Your task is to copy the listing exactly. Drop any pictures from the copy.

RECORDS PROVIDED:
——

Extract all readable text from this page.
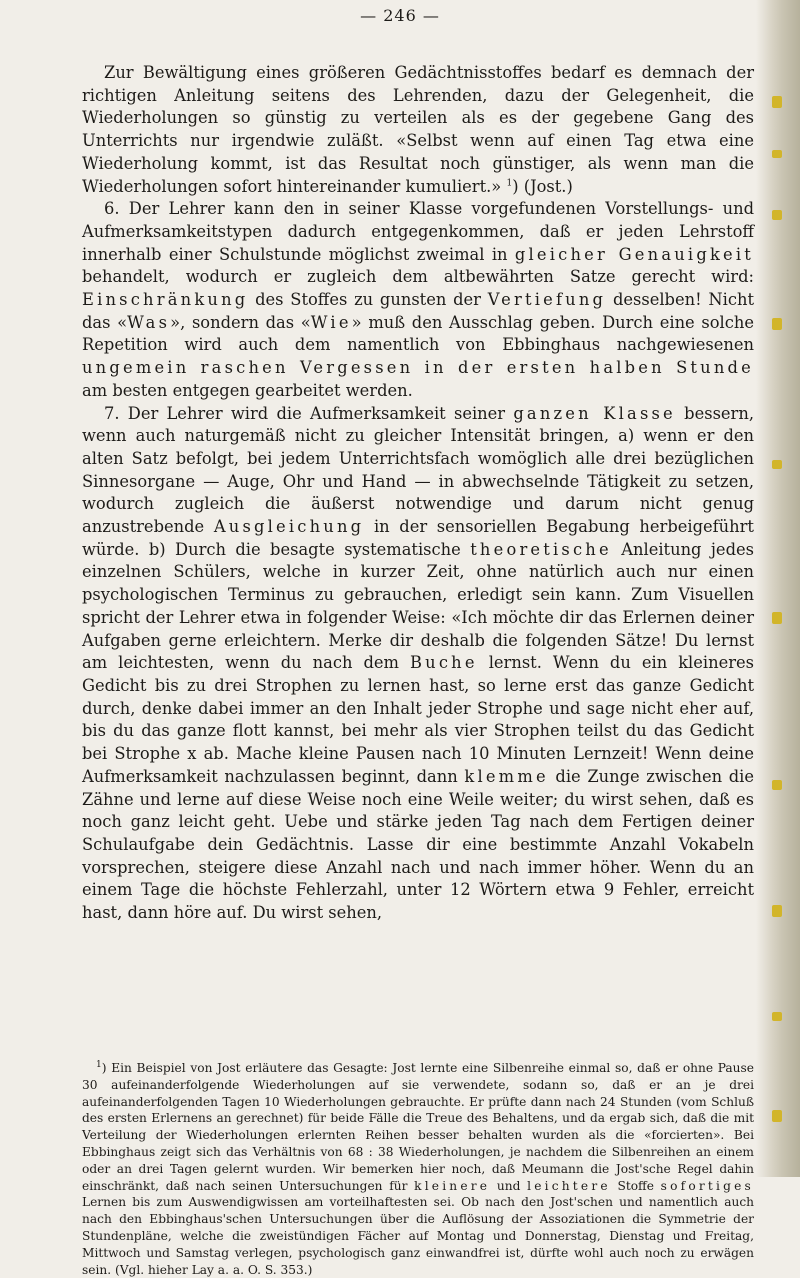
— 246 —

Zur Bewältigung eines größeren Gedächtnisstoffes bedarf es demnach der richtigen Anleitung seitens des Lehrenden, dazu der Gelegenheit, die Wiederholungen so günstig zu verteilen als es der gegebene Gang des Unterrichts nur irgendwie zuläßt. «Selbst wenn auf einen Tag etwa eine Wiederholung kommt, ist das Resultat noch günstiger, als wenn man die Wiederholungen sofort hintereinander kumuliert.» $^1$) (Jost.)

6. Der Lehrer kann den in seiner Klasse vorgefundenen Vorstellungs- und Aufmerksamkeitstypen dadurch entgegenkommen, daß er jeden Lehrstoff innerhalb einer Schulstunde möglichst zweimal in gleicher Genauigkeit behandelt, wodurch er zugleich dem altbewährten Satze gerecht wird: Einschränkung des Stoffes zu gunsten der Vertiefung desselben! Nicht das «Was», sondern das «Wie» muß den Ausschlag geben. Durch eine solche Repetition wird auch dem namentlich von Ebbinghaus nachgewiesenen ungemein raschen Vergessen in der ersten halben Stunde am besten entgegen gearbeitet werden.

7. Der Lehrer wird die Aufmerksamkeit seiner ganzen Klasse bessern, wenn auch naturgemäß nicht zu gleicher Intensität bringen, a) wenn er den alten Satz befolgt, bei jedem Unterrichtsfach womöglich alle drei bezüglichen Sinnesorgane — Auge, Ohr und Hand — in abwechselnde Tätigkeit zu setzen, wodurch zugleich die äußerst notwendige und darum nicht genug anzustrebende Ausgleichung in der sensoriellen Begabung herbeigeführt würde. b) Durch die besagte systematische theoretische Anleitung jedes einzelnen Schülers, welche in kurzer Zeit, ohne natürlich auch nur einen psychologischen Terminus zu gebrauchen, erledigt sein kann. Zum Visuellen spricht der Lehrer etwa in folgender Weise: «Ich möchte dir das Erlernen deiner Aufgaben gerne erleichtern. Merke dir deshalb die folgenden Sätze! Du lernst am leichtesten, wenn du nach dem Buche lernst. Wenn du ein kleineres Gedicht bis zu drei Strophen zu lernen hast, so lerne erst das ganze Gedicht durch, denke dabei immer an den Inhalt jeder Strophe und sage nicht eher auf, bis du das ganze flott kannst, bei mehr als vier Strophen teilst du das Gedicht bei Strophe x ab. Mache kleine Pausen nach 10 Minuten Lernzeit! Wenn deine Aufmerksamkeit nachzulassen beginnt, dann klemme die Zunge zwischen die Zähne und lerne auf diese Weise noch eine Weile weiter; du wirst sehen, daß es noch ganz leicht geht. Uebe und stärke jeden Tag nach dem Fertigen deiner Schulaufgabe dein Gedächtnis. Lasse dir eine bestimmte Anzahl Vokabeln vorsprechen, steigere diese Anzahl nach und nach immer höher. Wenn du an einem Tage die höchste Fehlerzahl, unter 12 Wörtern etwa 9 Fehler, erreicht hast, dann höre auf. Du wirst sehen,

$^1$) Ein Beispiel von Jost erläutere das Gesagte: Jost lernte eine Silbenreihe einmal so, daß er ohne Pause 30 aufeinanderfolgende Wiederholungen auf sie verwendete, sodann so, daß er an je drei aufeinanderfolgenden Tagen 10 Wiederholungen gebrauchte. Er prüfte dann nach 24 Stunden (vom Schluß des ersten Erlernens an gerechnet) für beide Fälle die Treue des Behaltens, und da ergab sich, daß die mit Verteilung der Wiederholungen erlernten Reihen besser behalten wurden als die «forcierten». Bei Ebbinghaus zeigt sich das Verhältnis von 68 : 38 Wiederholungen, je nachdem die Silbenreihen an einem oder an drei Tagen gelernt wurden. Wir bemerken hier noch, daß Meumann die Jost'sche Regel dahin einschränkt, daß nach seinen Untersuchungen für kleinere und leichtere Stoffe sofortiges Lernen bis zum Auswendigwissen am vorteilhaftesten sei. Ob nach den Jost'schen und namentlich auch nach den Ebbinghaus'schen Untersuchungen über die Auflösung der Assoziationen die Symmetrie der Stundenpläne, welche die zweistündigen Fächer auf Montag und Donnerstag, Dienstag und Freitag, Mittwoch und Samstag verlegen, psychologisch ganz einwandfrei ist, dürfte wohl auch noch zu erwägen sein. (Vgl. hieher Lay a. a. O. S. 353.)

——

SOLUTION FOR THIS TASK:
Extract all readable text from this page.
— 246 —

Zur Bewältigung eines größeren Gedächtnisstoffes bedarf es demnach der richtigen Anleitung seitens des Lehrenden, dazu der Gelegenheit, die Wiederholungen so günstig zu verteilen als es der gegebene Gang des Unterrichts nur irgendwie zuläßt. «Selbst wenn auf einen Tag etwa eine Wiederholung kommt, ist das Resultat noch günstiger, als wenn man die Wiederholungen sofort hintereinander kumuliert.» $^1$) (Jost.)

6. Der Lehrer kann den in seiner Klasse vorgefundenen Vorstellungs- und Aufmerksamkeitstypen dadurch entgegenkommen, daß er jeden Lehrstoff innerhalb einer Schulstunde möglichst zweimal in gleicher Genauigkeit behandelt, wodurch er zugleich dem altbewährten Satze gerecht wird: Einschränkung des Stoffes zu gunsten der Vertiefung desselben! Nicht das «Was», sondern das «Wie» muß den Ausschlag geben. Durch eine solche Repetition wird auch dem namentlich von Ebbinghaus nachgewiesenen ungemein raschen Vergessen in der ersten halben Stunde am besten entgegen gearbeitet werden.

7. Der Lehrer wird die Aufmerksamkeit seiner ganzen Klasse bessern, wenn auch naturgemäß nicht zu gleicher Intensität bringen, a) wenn er den alten Satz befolgt, bei jedem Unterrichtsfach womöglich alle drei bezüglichen Sinnesorgane — Auge, Ohr und Hand — in abwechselnde Tätigkeit zu setzen, wodurch zugleich die äußerst notwendige und darum nicht genug anzustrebende Ausgleichung in der sensoriellen Begabung herbeigeführt würde. b) Durch die besagte systematische theoretische Anleitung jedes einzelnen Schülers, welche in kurzer Zeit, ohne natürlich auch nur einen psychologischen Terminus zu gebrauchen, erledigt sein kann. Zum Visuellen spricht der Lehrer etwa in folgender Weise: «Ich möchte dir das Erlernen deiner Aufgaben gerne erleichtern. Merke dir deshalb die folgenden Sätze! Du lernst am leichtesten, wenn du nach dem Buche lernst. Wenn du ein kleineres Gedicht bis zu drei Strophen zu lernen hast, so lerne erst das ganze Gedicht durch, denke dabei immer an den Inhalt jeder Strophe und sage nicht eher auf, bis du das ganze flott kannst, bei mehr als vier Strophen teilst du das Gedicht bei Strophe x ab. Mache kleine Pausen nach 10 Minuten Lernzeit! Wenn deine Aufmerksamkeit nachzulassen beginnt, dann klemme die Zunge zwischen die Zähne und lerne auf diese Weise noch eine Weile weiter; du wirst sehen, daß es noch ganz leicht geht. Uebe und stärke jeden Tag nach dem Fertigen deiner Schulaufgabe dein Gedächtnis. Lasse dir eine bestimmte Anzahl Vokabeln vorsprechen, steigere diese Anzahl nach und nach immer höher. Wenn du an einem Tage die höchste Fehlerzahl, unter 12 Wörtern etwa 9 Fehler, erreicht hast, dann höre auf. Du wirst sehen,

$^1$) Ein Beispiel von Jost erläutere das Gesagte: Jost lernte eine Silbenreihe einmal so, daß er ohne Pause 30 aufeinanderfolgende Wiederholungen auf sie verwendete, sodann so, daß er an je drei aufeinanderfolgenden Tagen 10 Wiederholungen gebrauchte. Er prüfte dann nach 24 Stunden (vom Schluß des ersten Erlernens an gerechnet) für beide Fälle die Treue des Behaltens, und da ergab sich, daß die mit Verteilung der Wiederholungen erlernten Reihen besser behalten wurden als die «forcierten». Bei Ebbinghaus zeigt sich das Verhältnis von 68 : 38 Wiederholungen, je nachdem die Silbenreihen an einem oder an drei Tagen gelernt wurden. Wir bemerken hier noch, daß Meumann die Jost'sche Regel dahin einschränkt, daß nach seinen Untersuchungen für kleinere und leichtere Stoffe sofortiges Lernen bis zum Auswendigwissen am vorteilhaftesten sei. Ob nach den Jost'schen und namentlich auch nach den Ebbinghaus'schen Untersuchungen über die Auflösung der Assoziationen die Symmetrie der Stundenpläne, welche die zweistündigen Fächer auf Montag und Donnerstag, Dienstag und Freitag, Mittwoch und Samstag verlegen, psychologisch ganz einwandfrei ist, dürfte wohl auch noch zu erwägen sein. (Vgl. hieher Lay a. a. O. S. 353.)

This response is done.